§ INFORMATION PROVIDED
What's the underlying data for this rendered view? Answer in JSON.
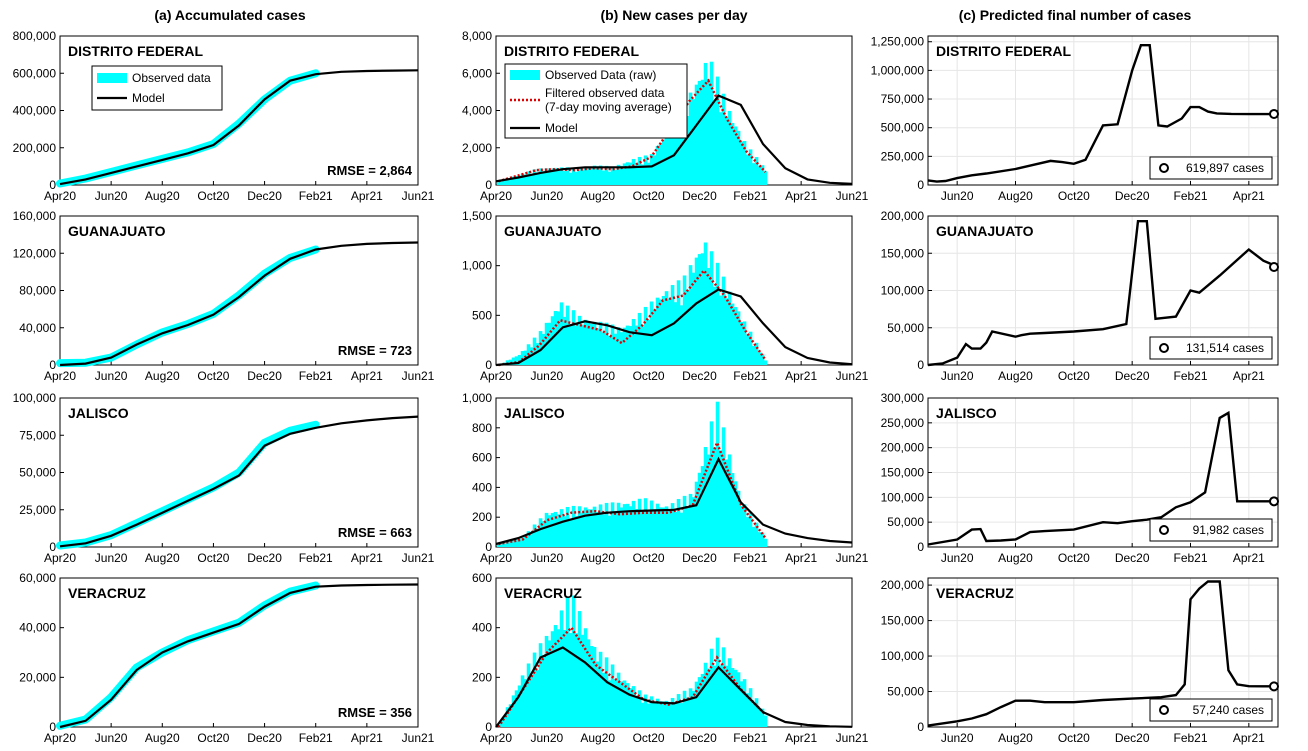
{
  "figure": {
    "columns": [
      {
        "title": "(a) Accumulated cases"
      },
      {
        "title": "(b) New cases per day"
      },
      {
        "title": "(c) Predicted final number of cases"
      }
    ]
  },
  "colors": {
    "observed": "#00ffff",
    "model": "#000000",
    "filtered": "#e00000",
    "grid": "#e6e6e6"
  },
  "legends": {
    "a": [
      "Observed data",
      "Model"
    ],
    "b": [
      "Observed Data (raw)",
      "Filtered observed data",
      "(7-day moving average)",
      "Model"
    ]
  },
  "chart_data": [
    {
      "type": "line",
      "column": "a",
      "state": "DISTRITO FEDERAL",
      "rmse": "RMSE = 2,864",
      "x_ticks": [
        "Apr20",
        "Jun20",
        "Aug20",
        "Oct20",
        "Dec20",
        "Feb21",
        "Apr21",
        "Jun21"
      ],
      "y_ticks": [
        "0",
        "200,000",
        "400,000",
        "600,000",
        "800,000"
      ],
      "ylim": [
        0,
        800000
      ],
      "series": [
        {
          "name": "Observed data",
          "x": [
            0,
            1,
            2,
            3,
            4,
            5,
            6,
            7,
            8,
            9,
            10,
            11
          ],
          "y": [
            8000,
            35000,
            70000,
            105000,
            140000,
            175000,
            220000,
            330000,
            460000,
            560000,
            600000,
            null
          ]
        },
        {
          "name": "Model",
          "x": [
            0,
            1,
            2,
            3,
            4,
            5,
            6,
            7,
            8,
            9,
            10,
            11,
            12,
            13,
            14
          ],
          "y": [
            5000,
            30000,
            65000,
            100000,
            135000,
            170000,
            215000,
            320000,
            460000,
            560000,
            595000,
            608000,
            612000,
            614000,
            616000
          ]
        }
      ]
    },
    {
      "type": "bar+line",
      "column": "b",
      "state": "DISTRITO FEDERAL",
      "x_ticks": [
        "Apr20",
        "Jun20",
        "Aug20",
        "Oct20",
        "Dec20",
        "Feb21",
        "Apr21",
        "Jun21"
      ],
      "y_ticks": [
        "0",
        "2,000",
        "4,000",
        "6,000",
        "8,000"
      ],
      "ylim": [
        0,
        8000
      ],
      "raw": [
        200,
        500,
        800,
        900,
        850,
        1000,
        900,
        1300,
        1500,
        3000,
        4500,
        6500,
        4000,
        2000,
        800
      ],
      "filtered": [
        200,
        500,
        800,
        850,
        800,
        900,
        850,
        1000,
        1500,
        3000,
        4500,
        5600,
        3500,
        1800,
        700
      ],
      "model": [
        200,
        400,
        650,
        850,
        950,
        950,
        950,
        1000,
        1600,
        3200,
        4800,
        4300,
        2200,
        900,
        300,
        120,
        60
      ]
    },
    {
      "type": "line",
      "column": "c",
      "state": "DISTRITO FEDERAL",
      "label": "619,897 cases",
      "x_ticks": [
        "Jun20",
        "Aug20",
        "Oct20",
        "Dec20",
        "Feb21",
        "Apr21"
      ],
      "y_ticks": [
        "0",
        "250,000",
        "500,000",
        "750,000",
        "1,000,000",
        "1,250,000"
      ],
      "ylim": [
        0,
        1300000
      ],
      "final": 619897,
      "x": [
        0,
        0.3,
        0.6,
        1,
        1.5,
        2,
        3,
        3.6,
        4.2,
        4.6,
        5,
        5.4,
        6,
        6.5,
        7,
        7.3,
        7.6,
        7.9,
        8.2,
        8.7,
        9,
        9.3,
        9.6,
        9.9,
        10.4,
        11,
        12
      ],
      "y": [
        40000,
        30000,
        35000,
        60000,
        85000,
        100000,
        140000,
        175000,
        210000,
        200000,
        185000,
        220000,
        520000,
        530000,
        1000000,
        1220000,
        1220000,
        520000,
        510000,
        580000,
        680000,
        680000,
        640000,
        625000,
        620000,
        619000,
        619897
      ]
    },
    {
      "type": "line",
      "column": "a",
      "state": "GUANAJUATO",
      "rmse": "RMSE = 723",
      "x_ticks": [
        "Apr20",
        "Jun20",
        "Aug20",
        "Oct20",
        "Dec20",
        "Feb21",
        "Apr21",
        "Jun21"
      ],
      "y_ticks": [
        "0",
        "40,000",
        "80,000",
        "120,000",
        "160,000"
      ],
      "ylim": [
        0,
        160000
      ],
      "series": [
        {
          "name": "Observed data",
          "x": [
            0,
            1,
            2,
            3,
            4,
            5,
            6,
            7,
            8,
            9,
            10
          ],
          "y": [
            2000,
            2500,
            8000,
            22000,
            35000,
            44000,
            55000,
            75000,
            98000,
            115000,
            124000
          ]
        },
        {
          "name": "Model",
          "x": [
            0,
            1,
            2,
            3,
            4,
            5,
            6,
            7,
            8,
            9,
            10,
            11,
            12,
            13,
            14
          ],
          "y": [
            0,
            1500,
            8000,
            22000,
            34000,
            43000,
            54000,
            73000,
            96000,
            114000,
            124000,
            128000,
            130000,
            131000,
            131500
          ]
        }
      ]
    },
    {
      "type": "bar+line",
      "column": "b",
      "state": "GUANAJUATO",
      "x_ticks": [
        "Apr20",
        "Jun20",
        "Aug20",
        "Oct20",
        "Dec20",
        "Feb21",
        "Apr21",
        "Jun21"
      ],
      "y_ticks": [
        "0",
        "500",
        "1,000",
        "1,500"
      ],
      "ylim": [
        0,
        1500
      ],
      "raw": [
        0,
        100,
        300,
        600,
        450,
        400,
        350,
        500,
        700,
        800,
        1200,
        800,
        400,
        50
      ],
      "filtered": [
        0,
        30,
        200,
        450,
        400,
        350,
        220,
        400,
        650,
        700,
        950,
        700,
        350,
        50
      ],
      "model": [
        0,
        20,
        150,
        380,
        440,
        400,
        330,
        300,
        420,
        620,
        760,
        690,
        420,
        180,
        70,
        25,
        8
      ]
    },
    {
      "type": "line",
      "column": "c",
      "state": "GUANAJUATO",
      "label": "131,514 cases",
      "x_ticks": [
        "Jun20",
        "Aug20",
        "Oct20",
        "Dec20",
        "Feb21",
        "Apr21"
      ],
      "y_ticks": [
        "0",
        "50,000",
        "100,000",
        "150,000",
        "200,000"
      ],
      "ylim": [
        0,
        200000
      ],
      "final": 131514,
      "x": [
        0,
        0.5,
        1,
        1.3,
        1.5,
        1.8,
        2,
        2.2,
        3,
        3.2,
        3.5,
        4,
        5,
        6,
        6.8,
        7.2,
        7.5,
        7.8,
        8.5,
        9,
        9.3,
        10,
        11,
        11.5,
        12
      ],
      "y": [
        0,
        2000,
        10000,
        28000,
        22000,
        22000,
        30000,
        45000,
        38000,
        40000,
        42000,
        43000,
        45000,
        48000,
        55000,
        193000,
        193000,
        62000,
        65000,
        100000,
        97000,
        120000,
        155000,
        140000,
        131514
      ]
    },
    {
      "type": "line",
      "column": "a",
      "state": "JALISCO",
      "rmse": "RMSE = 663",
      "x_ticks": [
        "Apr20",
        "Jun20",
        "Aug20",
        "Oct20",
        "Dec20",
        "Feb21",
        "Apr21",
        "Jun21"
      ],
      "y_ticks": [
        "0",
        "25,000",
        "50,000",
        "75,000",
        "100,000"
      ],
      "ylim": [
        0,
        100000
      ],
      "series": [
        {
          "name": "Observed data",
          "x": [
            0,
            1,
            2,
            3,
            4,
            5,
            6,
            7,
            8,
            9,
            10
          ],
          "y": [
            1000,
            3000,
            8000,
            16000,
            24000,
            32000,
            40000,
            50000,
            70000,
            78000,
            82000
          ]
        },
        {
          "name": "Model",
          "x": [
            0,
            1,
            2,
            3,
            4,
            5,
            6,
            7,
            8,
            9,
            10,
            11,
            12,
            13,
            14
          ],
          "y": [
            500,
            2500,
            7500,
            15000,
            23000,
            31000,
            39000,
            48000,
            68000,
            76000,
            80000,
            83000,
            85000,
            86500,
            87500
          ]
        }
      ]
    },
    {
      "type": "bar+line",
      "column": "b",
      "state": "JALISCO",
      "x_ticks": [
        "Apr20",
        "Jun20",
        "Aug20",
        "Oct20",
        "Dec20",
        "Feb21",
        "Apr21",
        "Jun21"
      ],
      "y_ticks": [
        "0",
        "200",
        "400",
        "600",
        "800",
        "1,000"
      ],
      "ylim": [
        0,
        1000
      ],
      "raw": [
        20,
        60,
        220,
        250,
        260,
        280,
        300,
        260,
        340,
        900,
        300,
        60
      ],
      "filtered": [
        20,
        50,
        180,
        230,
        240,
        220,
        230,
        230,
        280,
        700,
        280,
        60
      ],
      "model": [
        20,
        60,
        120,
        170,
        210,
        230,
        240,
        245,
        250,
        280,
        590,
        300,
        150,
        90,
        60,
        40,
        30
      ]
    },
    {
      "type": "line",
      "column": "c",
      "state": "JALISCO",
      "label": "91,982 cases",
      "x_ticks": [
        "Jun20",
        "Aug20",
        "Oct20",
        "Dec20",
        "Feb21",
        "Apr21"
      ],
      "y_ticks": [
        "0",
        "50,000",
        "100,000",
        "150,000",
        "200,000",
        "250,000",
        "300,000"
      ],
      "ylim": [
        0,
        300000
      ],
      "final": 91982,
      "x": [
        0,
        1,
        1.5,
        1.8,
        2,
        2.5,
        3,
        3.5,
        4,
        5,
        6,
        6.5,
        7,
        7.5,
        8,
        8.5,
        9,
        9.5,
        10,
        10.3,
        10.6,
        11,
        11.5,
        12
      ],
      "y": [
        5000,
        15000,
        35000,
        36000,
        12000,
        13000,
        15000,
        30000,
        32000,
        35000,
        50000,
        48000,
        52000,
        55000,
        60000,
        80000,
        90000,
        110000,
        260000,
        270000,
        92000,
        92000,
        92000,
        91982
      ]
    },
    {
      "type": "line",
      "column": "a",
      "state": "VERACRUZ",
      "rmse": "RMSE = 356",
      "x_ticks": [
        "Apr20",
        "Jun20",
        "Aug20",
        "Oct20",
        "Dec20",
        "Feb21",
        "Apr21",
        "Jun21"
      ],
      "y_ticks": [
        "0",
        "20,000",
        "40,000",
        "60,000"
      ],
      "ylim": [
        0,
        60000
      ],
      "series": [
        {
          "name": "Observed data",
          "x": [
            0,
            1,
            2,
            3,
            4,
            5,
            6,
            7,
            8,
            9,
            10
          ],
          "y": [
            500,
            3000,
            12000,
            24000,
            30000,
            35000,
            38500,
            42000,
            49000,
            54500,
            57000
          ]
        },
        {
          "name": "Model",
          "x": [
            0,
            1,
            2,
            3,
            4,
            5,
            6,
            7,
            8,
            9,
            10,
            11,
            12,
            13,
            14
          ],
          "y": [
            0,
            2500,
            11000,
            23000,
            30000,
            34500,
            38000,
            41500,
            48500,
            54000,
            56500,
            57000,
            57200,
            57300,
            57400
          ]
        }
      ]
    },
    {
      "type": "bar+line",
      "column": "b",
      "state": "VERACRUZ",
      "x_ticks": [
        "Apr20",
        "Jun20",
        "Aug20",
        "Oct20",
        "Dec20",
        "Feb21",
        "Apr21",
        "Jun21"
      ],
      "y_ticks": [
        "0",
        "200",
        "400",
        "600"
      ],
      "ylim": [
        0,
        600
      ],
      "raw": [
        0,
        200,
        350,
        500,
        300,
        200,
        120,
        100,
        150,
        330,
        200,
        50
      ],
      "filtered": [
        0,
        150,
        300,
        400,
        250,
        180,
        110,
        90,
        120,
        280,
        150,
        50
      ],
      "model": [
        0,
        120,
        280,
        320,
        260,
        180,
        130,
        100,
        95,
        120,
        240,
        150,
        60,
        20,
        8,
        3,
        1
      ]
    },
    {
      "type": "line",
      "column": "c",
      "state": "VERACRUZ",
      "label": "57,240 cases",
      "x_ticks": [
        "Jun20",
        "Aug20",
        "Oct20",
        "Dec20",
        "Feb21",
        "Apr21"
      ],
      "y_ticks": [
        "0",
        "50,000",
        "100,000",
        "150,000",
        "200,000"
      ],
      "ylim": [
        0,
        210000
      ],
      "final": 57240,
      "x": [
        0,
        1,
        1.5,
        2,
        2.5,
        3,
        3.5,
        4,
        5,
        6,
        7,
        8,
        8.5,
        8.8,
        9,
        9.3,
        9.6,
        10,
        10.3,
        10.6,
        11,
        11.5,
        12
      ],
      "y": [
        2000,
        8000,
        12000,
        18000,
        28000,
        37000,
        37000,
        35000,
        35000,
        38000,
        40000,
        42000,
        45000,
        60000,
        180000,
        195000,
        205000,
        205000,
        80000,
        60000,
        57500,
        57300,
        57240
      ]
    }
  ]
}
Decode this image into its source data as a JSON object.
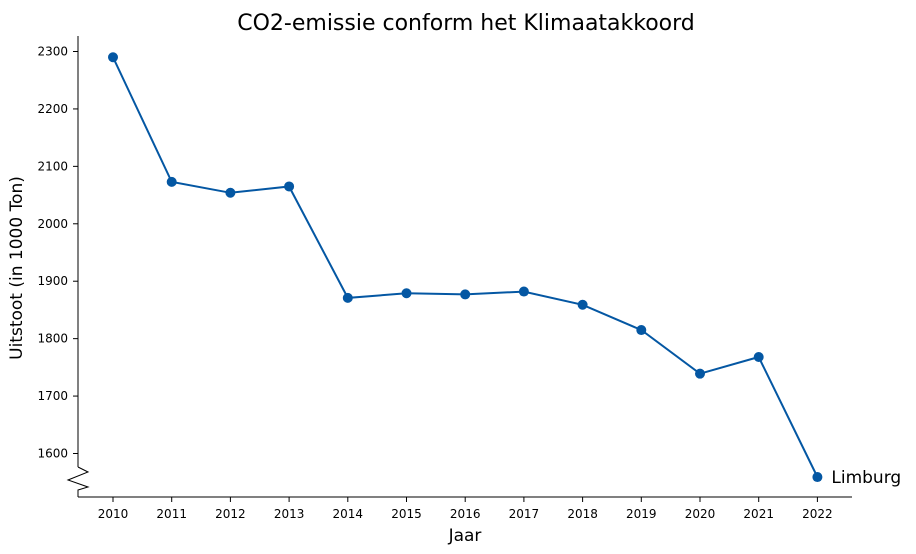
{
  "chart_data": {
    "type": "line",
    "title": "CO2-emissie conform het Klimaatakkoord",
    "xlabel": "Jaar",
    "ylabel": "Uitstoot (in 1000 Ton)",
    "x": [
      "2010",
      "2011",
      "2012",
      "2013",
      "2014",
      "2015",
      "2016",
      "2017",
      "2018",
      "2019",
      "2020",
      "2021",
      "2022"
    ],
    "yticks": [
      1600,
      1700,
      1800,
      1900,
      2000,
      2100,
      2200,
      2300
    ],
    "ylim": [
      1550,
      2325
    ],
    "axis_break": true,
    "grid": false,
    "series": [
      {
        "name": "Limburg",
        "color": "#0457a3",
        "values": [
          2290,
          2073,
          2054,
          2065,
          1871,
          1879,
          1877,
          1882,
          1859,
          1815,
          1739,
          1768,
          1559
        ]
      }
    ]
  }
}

§ INSTRUCTION
Look over the records above and copy each line that includes the string "title".

§ WORKED SOLUTION
        "title": "(a) Accumulated cases"
        "title": "(b) New cases per day"
        "title": "(c) Predicted final number of cases"
    "title": "CO2-emissie conform het Klimaatakkoord",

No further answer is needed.